▸ REQUIREMENTS: Read through the records below and copy each line that uses the word "금속노조".

—————

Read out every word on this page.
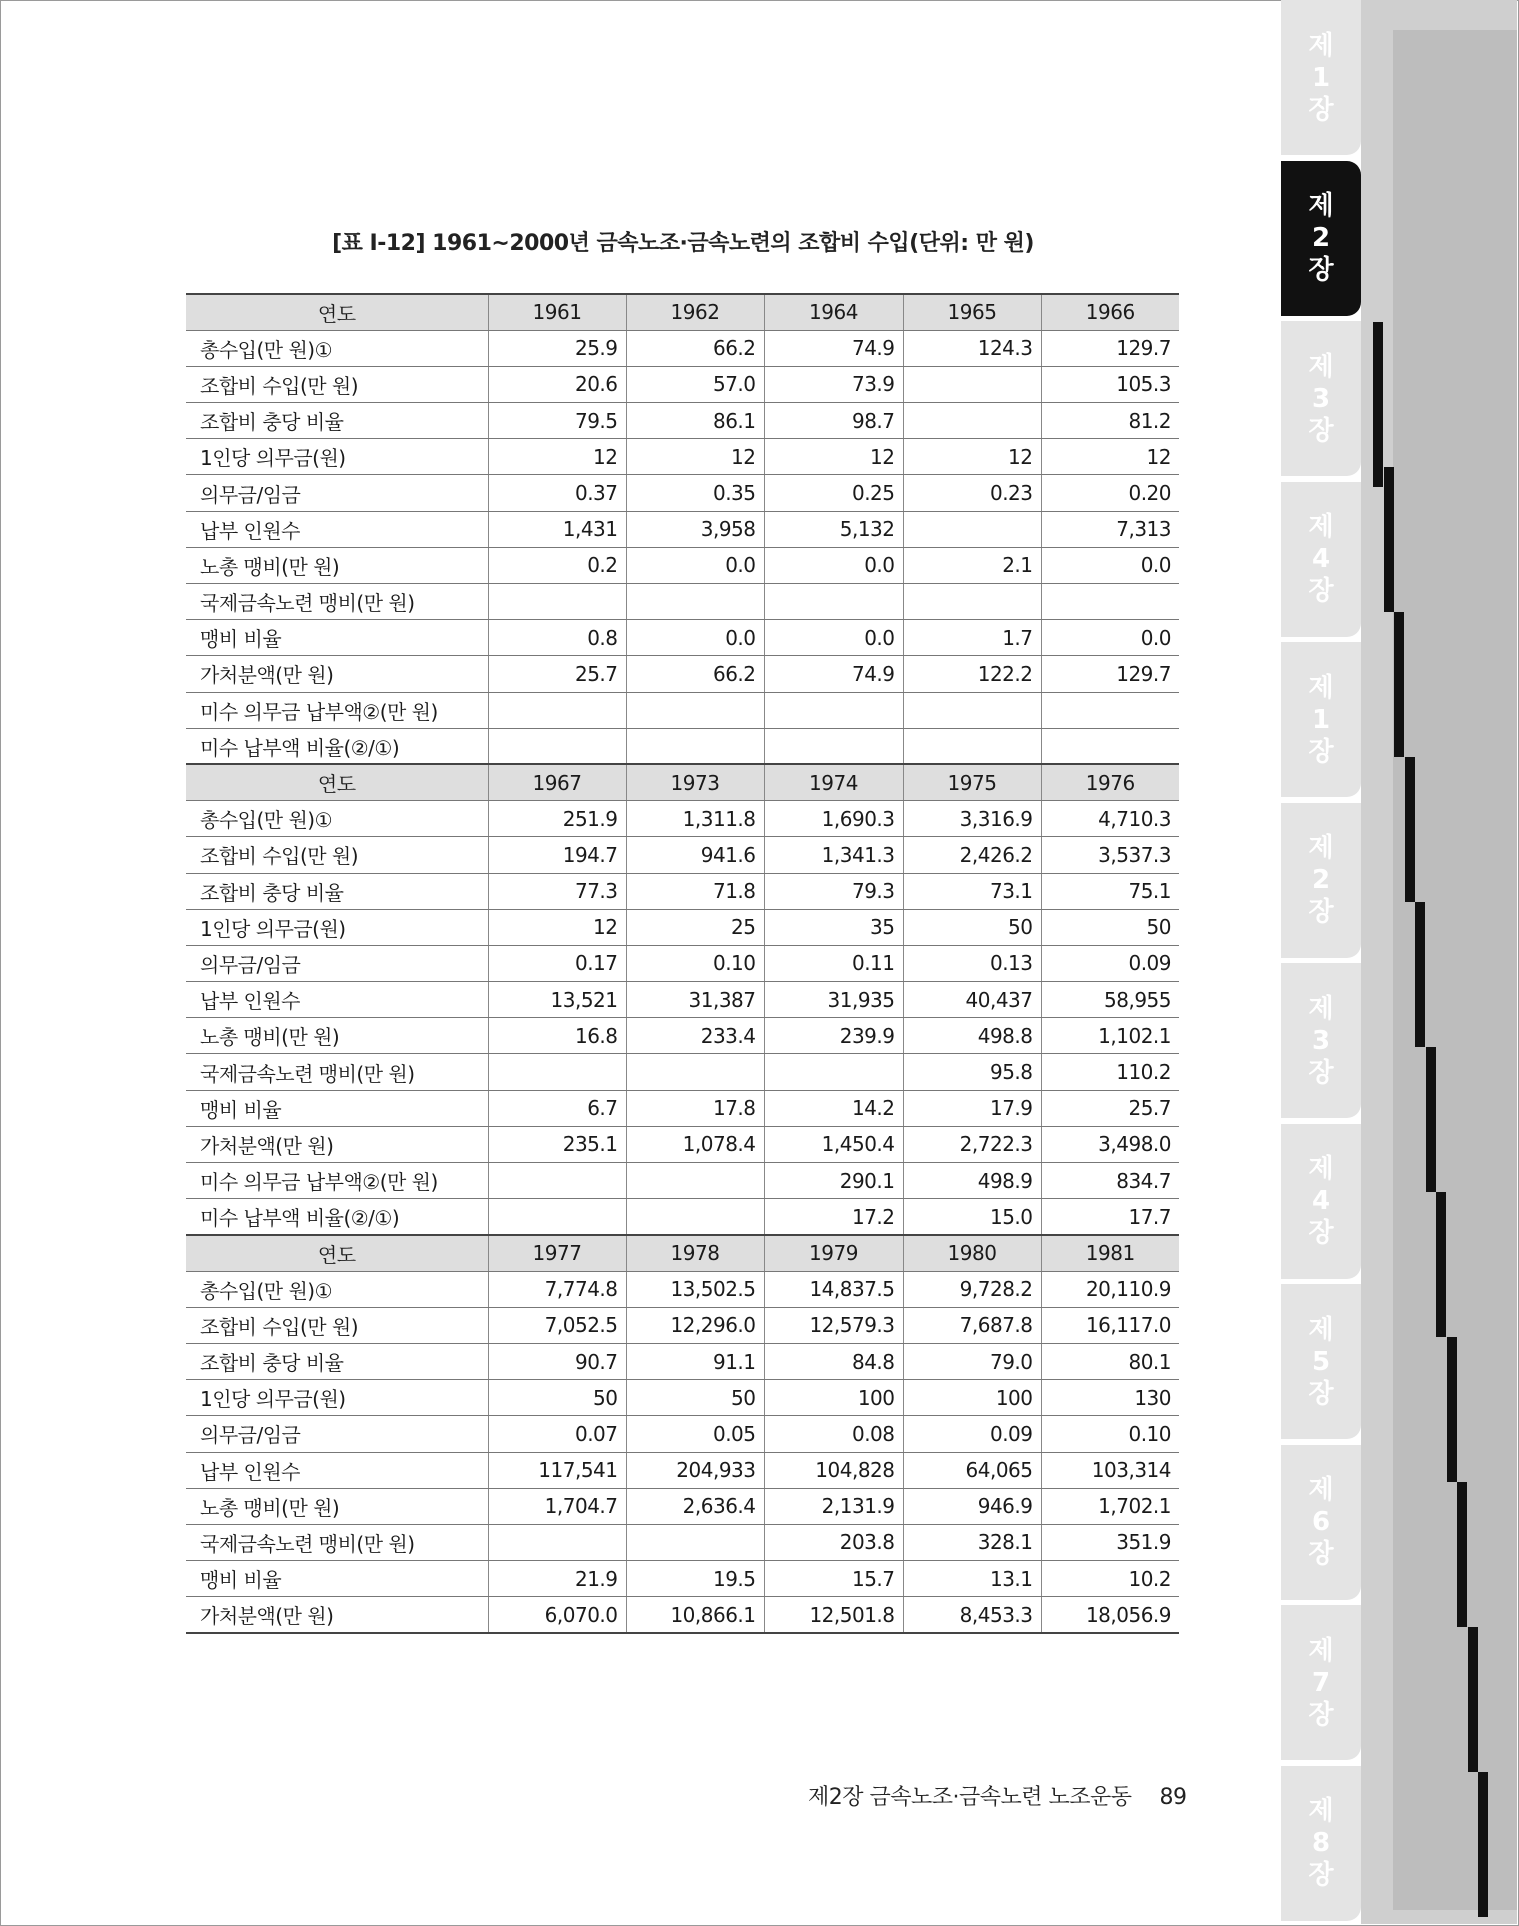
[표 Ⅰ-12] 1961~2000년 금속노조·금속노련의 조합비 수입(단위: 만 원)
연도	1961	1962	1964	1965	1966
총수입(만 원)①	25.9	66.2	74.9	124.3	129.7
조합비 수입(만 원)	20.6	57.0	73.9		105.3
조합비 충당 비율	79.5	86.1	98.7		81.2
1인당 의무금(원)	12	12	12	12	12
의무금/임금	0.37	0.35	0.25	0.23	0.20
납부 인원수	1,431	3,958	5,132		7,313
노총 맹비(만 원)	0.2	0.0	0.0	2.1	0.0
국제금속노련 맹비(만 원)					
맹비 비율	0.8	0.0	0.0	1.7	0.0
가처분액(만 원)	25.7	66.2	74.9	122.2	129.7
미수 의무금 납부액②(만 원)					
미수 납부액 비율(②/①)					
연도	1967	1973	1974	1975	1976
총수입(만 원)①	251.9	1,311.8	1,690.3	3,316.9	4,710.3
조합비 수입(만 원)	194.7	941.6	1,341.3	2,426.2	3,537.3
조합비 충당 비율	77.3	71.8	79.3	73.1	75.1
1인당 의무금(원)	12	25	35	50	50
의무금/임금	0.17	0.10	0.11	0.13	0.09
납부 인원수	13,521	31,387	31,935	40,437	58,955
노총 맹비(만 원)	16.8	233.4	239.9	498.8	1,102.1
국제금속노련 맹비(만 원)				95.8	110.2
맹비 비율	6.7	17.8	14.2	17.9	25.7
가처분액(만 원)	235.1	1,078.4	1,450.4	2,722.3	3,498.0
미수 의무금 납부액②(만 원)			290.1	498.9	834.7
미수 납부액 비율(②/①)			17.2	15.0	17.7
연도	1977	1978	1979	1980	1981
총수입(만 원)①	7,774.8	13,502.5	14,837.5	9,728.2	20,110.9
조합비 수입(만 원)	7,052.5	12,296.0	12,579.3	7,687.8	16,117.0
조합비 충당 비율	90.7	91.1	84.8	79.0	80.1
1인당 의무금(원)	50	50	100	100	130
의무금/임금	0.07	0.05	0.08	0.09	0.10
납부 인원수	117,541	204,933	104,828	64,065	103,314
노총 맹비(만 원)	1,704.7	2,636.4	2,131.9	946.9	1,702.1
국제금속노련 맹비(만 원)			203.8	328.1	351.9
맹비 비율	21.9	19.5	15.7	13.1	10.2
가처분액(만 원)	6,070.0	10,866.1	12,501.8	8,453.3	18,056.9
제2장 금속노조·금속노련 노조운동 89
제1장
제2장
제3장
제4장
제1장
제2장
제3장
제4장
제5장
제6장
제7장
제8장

—————

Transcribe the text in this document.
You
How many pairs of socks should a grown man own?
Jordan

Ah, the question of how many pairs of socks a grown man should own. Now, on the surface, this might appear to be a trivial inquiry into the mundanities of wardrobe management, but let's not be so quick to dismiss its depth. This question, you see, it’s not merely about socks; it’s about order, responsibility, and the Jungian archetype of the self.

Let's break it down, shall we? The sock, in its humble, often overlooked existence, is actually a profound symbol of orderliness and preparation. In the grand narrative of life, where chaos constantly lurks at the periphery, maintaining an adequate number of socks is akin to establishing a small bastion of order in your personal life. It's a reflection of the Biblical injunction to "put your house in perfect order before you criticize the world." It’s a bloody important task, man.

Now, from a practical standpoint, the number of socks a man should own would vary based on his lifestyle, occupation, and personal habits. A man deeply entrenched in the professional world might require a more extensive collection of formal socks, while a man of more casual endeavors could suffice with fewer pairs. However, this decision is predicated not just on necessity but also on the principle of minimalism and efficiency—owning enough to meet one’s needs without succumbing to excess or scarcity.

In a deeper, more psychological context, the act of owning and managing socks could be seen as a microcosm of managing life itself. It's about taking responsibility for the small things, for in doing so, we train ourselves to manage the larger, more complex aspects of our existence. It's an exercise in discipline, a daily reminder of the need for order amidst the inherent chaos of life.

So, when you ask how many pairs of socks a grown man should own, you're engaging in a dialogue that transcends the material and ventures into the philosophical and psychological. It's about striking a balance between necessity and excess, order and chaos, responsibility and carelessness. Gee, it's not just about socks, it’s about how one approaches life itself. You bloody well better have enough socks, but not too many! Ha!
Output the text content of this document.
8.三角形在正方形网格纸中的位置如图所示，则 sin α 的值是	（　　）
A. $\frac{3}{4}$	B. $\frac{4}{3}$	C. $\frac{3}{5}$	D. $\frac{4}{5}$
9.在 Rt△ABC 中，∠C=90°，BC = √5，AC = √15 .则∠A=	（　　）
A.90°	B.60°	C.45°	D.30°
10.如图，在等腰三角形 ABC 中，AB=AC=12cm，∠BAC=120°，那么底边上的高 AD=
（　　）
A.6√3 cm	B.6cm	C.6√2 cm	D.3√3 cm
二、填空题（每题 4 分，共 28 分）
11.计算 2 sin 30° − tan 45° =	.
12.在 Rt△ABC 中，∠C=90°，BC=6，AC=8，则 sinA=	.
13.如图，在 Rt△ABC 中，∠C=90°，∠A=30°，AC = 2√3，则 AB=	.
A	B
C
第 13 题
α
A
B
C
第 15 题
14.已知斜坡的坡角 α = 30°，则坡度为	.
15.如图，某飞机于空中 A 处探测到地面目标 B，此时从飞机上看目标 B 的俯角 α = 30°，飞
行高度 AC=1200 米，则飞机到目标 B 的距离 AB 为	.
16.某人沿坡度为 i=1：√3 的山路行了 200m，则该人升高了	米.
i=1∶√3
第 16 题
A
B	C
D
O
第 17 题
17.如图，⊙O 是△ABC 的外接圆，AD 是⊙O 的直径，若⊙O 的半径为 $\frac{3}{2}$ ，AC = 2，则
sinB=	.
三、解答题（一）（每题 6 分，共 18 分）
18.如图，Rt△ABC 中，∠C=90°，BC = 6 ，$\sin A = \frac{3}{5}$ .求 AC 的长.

—————

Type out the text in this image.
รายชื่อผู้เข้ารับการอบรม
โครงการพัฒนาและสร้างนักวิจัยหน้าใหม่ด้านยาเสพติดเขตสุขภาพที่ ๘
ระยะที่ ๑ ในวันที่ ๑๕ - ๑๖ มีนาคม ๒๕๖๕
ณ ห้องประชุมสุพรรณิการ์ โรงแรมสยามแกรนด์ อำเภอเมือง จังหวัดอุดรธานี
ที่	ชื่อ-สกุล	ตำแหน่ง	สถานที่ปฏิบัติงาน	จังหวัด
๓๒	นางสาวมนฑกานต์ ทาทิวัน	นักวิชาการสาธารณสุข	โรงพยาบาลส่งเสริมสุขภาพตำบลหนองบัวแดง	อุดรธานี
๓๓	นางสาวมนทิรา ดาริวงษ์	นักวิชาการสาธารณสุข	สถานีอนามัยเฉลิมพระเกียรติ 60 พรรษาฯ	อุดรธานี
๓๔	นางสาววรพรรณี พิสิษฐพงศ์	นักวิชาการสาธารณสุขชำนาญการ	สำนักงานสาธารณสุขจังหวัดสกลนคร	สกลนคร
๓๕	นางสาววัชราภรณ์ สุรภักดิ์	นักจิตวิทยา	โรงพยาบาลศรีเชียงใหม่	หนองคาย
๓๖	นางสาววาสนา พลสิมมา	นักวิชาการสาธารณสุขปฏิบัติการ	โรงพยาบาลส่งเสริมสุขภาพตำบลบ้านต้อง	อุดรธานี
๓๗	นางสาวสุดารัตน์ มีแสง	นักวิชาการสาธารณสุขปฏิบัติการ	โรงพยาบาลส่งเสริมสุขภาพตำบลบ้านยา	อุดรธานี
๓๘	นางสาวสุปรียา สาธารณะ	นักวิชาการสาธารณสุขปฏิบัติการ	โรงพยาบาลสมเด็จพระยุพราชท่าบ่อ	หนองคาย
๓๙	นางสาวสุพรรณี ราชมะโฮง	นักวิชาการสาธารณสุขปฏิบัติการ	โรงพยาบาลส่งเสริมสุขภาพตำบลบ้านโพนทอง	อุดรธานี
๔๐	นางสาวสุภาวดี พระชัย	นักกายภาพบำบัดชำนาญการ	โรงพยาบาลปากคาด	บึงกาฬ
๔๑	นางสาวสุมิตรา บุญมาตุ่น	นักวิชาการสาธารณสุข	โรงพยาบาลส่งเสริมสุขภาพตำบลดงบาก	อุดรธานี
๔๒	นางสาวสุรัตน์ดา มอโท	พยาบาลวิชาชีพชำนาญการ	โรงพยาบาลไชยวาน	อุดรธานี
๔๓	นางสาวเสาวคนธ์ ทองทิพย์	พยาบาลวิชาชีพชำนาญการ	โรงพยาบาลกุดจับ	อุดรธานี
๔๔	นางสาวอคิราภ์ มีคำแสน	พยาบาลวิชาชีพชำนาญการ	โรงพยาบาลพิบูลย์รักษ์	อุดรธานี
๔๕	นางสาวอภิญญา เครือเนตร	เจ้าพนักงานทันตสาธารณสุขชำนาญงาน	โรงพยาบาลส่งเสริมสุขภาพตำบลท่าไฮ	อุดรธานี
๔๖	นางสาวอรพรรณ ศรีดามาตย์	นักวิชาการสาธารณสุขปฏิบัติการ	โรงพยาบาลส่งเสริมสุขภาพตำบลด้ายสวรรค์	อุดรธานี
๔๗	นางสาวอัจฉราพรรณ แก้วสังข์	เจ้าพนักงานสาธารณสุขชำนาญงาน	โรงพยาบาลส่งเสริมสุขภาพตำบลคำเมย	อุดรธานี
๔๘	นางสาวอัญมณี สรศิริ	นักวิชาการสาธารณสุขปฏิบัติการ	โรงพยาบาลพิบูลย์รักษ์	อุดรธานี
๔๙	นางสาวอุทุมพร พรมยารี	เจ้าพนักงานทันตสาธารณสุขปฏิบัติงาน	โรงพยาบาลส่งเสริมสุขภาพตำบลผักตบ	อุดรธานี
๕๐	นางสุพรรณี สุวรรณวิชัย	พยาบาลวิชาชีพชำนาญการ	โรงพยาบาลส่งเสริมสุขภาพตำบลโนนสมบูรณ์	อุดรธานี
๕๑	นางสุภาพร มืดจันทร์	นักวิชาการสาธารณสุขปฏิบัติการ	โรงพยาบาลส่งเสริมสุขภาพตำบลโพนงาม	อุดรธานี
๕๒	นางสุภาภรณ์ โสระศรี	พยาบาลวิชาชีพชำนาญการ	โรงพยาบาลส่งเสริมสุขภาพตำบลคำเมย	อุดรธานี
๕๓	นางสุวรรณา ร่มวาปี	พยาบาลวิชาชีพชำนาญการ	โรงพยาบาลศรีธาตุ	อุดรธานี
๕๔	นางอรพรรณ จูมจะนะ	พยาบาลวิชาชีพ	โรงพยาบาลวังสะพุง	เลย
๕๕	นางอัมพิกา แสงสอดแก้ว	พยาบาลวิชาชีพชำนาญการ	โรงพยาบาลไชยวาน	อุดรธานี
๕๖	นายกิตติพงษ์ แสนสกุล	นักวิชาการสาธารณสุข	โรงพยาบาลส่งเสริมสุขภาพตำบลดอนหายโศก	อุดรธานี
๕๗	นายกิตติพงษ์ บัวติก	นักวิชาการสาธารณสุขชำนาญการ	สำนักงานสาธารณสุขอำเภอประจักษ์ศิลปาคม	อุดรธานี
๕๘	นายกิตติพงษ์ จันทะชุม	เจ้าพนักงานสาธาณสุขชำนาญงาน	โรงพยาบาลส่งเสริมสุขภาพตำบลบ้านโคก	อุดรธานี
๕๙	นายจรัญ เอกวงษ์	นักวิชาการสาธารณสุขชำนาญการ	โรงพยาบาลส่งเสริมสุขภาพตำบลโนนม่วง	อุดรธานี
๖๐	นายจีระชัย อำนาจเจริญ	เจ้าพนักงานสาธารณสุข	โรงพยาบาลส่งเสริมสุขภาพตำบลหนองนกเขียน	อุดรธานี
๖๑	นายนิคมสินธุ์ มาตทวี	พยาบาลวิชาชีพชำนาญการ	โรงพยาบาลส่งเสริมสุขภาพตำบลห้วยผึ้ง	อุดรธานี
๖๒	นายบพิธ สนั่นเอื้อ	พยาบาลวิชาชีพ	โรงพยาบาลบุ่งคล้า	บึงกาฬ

—————

▸ FINAL ANSWER:
[표 Ⅰ-12] 1961~2000년 금속노조·금속노련의 조합비 수입(단위: 만 원)
제2장 금속노조·금속노련 노조운동 89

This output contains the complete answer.